## What this task involves
Search the listing below for "κυκλοφορία". Copy each matching line.
## Begin Listing
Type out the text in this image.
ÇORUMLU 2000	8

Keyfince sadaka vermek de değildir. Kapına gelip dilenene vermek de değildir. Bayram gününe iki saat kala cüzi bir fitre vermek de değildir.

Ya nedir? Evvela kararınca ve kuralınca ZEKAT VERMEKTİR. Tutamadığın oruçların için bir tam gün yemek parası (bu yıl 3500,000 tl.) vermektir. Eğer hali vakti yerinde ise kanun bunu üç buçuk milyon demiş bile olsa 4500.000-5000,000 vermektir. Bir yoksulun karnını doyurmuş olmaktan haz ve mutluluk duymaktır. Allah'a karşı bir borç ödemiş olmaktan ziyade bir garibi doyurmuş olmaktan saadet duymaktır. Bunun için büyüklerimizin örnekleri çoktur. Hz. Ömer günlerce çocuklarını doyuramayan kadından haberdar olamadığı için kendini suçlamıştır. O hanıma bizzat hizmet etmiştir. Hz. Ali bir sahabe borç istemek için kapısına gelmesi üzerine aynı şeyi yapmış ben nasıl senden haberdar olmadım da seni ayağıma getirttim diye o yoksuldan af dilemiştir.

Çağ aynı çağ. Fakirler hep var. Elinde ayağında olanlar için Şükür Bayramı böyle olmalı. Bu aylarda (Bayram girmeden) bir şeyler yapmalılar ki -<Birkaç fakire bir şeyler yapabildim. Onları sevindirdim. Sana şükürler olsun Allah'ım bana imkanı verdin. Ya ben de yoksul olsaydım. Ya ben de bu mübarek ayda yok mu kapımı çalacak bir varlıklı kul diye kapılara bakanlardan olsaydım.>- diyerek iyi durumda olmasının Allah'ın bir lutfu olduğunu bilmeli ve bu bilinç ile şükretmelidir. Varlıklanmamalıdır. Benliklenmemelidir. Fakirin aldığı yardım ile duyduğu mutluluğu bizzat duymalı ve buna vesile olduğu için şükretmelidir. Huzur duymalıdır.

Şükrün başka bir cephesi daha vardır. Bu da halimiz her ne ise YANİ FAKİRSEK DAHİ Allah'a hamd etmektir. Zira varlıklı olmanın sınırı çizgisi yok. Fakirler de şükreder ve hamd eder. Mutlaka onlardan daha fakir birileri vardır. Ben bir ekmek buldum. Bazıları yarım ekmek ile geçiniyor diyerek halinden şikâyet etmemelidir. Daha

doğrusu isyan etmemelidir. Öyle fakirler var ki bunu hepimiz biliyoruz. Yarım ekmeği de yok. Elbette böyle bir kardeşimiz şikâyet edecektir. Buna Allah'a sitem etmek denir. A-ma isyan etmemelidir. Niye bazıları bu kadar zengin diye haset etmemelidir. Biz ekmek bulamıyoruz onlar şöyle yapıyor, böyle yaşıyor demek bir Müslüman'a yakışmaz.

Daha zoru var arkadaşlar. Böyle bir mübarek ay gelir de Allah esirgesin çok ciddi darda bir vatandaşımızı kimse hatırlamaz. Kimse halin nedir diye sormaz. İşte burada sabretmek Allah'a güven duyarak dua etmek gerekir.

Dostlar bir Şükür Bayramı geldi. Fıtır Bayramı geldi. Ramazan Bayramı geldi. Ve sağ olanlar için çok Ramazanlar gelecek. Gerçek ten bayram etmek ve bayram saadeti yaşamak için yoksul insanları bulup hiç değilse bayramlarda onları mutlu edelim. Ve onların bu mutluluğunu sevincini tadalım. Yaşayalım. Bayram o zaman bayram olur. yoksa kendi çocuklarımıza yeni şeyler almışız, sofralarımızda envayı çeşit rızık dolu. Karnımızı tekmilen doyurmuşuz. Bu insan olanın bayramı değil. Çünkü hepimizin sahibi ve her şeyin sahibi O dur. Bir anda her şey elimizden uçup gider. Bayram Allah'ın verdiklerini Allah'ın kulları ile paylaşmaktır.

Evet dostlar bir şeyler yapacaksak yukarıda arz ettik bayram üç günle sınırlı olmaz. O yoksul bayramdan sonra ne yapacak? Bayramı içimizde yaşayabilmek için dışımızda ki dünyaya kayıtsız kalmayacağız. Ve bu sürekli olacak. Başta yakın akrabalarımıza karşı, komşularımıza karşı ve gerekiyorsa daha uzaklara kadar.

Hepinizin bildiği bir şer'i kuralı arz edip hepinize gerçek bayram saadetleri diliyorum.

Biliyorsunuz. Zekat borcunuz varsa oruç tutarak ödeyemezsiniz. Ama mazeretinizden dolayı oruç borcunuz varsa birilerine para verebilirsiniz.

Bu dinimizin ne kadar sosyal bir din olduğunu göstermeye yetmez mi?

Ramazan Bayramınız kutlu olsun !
## End Listing
## Begin Listing
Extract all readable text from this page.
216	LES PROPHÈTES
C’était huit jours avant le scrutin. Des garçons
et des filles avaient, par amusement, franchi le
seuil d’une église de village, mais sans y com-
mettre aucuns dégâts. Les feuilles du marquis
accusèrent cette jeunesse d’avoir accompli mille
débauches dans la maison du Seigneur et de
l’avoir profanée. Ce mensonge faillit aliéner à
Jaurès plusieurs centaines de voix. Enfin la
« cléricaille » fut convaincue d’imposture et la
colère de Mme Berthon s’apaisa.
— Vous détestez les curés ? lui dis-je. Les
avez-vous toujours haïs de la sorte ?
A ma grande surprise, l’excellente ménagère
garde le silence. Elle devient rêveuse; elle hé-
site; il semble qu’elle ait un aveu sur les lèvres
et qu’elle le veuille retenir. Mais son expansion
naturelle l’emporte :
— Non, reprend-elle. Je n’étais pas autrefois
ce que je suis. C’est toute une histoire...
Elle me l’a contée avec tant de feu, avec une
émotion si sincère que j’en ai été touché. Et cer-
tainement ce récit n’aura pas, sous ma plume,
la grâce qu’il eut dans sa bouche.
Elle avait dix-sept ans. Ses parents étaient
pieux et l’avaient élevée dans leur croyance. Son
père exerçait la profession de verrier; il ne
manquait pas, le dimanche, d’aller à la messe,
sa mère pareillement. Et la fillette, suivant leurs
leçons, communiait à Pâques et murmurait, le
## End Listing
## Begin Listing
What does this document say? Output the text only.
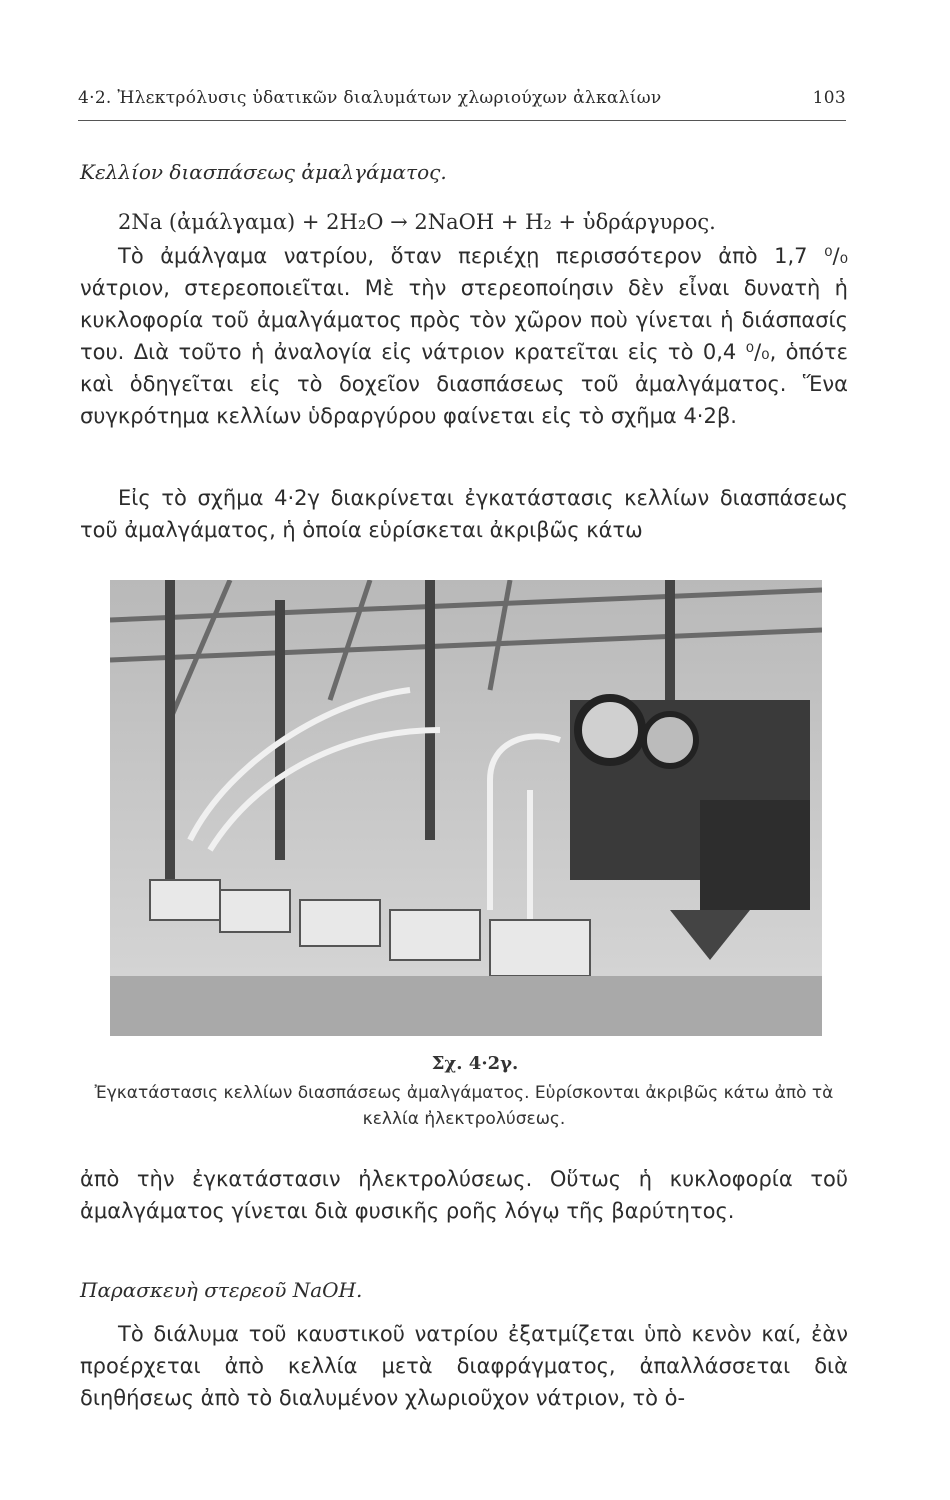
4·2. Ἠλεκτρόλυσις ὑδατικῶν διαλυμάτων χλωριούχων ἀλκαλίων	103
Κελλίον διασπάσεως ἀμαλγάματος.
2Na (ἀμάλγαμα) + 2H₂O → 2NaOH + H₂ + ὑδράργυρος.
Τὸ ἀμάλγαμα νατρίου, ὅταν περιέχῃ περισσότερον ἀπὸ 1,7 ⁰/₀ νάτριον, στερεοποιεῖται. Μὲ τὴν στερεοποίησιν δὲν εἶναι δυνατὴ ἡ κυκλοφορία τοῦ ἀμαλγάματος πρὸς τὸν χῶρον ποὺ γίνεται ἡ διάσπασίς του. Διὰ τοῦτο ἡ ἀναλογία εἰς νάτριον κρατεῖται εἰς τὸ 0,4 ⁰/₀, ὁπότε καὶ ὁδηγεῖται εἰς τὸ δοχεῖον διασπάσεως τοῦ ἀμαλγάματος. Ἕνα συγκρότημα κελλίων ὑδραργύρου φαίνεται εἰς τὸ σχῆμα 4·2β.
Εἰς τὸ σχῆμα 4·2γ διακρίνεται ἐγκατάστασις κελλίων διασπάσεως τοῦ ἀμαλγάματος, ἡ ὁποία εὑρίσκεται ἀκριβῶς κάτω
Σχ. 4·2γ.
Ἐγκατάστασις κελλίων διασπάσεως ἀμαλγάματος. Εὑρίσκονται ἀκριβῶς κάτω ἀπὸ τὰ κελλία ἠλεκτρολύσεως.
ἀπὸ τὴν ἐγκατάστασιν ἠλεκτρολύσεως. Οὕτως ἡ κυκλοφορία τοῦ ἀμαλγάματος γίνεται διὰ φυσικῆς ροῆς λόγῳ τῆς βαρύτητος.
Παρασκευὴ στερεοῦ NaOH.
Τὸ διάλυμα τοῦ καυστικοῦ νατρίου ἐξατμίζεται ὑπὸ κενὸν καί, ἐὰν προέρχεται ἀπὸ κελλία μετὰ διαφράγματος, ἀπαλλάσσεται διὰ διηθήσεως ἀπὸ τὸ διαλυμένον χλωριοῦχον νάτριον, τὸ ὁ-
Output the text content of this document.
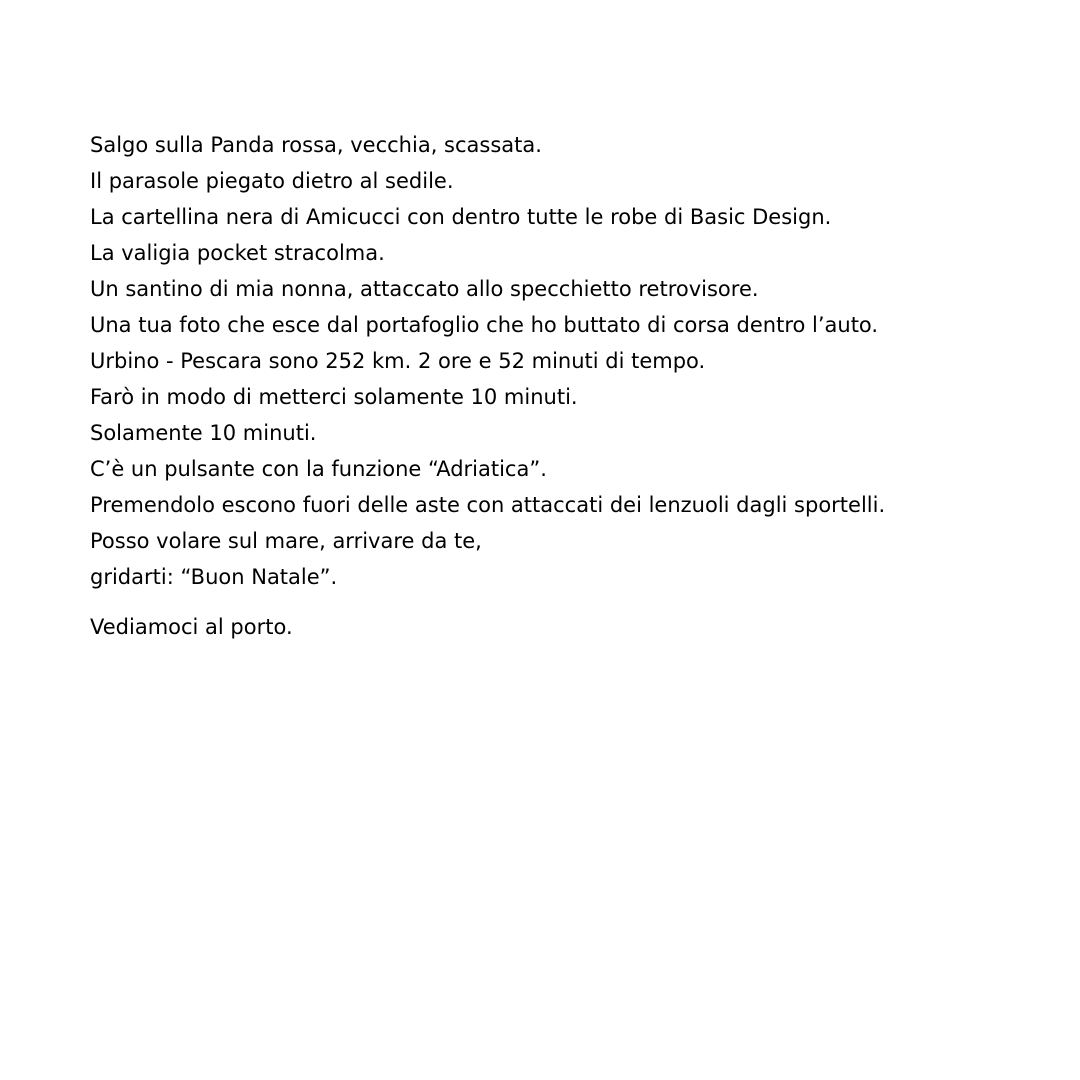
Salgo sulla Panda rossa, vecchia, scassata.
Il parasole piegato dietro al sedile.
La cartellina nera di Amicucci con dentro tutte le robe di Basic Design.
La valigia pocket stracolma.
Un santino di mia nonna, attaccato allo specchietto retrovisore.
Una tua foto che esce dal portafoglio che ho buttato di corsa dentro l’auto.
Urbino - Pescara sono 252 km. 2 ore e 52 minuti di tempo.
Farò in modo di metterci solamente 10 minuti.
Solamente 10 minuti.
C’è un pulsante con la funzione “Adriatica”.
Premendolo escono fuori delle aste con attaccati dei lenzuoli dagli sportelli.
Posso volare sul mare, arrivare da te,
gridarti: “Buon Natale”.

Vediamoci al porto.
## End Listing
## Task response
Τὸ ἀμάλγαμα νατρίου, ὅταν περιέχῃ περισσότερον ἀπὸ 1,7 ⁰/₀ νάτριον, στερεοποιεῖται. Μὲ τὴν στερεοποίησιν δὲν εἶναι δυνατὴ ἡ κυκλοφορία τοῦ ἀμαλγάματος πρὸς τὸν χῶρον ποὺ γίνεται ἡ διάσπασίς του. Διὰ τοῦτο ἡ ἀναλογία εἰς νάτριον κρατεῖται εἰς τὸ 0,4 ⁰/₀, ὁπότε καὶ ὁδηγεῖται εἰς τὸ δοχεῖον διασπάσεως τοῦ ἀμαλγάματος. Ἕνα συγκρότημα κελλίων ὑδραργύρου φαίνεται εἰς τὸ σχῆμα 4·2β.
ἀπὸ τὴν ἐγκατάστασιν ἠλεκτρολύσεως. Οὕτως ἡ κυκλοφορία τοῦ ἀμαλγάματος γίνεται διὰ φυσικῆς ροῆς λόγῳ τῆς βαρύτητος.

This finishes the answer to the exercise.